> _RECORDS FOR PROCESSING_
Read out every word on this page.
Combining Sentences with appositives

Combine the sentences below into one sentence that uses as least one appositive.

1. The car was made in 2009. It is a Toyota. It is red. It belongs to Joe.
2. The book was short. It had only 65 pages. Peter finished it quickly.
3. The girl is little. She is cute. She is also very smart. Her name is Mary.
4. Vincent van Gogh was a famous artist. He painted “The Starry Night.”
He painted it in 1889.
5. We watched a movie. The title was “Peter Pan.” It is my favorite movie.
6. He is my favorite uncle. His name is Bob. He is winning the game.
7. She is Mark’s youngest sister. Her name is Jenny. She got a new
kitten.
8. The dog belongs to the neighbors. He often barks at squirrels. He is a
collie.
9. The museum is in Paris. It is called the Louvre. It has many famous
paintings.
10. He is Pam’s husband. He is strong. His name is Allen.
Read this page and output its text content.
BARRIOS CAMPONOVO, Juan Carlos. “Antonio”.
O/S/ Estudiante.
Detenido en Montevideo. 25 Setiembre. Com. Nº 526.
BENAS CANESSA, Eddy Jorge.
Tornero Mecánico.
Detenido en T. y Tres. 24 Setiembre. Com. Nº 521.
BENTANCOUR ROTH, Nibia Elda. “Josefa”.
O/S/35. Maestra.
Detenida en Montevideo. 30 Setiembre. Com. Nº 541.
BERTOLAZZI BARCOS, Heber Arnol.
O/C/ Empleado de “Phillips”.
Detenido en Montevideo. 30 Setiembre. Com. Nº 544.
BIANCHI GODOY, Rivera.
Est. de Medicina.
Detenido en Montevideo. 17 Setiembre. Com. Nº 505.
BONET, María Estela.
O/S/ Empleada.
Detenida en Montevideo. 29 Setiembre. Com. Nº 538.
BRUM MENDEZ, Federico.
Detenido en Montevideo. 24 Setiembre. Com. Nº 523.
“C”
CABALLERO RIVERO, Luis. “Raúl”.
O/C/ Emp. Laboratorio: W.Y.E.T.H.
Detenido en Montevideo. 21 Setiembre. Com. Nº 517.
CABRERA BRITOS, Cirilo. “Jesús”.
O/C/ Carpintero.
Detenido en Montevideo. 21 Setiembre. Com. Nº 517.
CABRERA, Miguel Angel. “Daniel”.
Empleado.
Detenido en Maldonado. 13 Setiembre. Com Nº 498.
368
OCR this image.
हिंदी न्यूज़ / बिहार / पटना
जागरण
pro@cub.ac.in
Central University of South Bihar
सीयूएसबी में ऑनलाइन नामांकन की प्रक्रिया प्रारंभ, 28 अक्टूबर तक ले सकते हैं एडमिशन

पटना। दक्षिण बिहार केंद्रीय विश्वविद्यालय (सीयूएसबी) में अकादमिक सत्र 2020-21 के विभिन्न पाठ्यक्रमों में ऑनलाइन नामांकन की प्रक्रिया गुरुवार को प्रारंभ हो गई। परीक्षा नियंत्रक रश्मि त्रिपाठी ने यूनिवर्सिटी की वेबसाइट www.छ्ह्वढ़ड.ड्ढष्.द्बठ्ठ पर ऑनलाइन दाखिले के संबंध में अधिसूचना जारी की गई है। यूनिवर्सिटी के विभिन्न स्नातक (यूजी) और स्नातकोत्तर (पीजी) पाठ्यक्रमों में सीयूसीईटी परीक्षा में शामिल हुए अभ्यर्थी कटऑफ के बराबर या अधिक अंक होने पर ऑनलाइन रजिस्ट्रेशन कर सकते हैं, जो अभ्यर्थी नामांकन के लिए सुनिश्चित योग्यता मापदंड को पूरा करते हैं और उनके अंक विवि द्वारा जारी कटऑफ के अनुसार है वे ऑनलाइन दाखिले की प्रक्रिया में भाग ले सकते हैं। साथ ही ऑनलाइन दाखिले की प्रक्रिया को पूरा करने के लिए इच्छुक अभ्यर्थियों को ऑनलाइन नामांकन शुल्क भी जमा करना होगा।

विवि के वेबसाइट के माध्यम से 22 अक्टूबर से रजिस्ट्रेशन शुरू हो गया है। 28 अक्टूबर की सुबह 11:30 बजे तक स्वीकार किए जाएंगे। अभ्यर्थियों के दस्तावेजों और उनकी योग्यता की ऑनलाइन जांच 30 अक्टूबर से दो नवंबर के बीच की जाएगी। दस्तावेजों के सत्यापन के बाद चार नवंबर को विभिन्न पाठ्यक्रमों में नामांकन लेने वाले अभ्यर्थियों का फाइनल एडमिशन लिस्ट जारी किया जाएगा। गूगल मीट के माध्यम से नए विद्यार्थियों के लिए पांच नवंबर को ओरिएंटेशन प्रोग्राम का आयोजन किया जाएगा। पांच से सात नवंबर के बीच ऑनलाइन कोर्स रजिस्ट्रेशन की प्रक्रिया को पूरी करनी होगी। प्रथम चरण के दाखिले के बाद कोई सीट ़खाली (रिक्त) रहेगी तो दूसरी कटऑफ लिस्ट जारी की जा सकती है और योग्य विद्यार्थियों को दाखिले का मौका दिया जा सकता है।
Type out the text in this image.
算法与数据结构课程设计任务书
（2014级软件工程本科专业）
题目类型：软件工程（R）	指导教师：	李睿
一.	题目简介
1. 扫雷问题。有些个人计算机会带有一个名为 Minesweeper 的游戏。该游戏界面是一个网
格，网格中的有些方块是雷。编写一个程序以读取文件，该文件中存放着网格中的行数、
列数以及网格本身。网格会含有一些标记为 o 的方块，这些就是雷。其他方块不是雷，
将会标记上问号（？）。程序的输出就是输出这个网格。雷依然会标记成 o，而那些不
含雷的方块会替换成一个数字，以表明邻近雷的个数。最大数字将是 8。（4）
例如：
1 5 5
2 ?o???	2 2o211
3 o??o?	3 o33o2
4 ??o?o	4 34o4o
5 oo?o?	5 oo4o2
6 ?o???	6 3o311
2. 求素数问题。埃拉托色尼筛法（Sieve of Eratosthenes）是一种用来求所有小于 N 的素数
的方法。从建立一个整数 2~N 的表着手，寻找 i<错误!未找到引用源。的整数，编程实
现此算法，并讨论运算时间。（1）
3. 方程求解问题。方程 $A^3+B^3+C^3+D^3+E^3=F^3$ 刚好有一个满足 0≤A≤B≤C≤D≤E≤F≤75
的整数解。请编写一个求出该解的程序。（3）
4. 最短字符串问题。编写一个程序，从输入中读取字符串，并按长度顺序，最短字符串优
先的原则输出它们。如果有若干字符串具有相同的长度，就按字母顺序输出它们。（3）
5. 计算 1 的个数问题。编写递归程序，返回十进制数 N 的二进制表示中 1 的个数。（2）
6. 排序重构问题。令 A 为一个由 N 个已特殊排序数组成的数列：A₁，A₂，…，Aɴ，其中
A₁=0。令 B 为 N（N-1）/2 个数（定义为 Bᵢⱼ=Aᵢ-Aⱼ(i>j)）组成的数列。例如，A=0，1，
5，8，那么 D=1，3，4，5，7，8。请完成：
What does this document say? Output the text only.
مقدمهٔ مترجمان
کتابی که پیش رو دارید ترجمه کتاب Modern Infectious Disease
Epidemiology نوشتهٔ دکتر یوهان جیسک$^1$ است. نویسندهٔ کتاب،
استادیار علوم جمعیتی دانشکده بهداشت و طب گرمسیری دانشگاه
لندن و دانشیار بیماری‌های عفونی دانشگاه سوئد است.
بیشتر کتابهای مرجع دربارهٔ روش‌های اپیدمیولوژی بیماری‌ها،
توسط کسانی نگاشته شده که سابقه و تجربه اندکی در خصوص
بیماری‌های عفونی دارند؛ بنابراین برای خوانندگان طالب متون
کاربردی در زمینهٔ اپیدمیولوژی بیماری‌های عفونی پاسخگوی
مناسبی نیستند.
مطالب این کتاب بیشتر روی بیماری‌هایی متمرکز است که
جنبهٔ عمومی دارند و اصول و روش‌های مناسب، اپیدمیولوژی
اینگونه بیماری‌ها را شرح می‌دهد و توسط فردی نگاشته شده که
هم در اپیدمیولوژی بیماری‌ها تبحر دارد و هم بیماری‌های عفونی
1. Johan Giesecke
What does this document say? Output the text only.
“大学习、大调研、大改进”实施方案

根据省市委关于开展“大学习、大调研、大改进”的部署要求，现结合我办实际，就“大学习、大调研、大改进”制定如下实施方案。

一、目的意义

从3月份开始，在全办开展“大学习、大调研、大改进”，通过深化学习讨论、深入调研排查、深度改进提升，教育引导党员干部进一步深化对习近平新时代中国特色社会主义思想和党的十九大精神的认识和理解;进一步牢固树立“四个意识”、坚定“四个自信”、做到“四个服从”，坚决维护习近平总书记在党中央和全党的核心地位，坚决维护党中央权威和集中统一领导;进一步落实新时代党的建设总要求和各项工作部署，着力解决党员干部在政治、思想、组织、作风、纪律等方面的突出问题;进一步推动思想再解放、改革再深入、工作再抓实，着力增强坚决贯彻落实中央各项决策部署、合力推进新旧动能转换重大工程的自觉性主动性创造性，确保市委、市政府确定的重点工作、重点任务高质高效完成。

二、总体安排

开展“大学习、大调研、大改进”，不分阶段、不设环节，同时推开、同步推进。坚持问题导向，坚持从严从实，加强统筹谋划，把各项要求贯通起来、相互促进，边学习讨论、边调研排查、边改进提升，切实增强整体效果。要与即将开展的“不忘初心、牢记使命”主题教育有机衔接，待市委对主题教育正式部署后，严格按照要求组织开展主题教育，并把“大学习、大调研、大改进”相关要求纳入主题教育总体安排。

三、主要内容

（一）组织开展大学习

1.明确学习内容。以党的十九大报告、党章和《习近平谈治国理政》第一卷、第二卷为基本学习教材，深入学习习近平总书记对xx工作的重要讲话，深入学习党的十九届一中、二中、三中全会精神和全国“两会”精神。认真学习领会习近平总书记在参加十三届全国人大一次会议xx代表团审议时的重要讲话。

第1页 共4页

> _GOAL OF THE EXERCISE_
Find every line above that contains the word "famous", and return each one.

> _OUTPUT OF THE EXERCISE_
4. Vincent van Gogh was a famous artist. He painted “The Starry Night.”
9. The museum is in Paris. It is called the Louvre. It has many famous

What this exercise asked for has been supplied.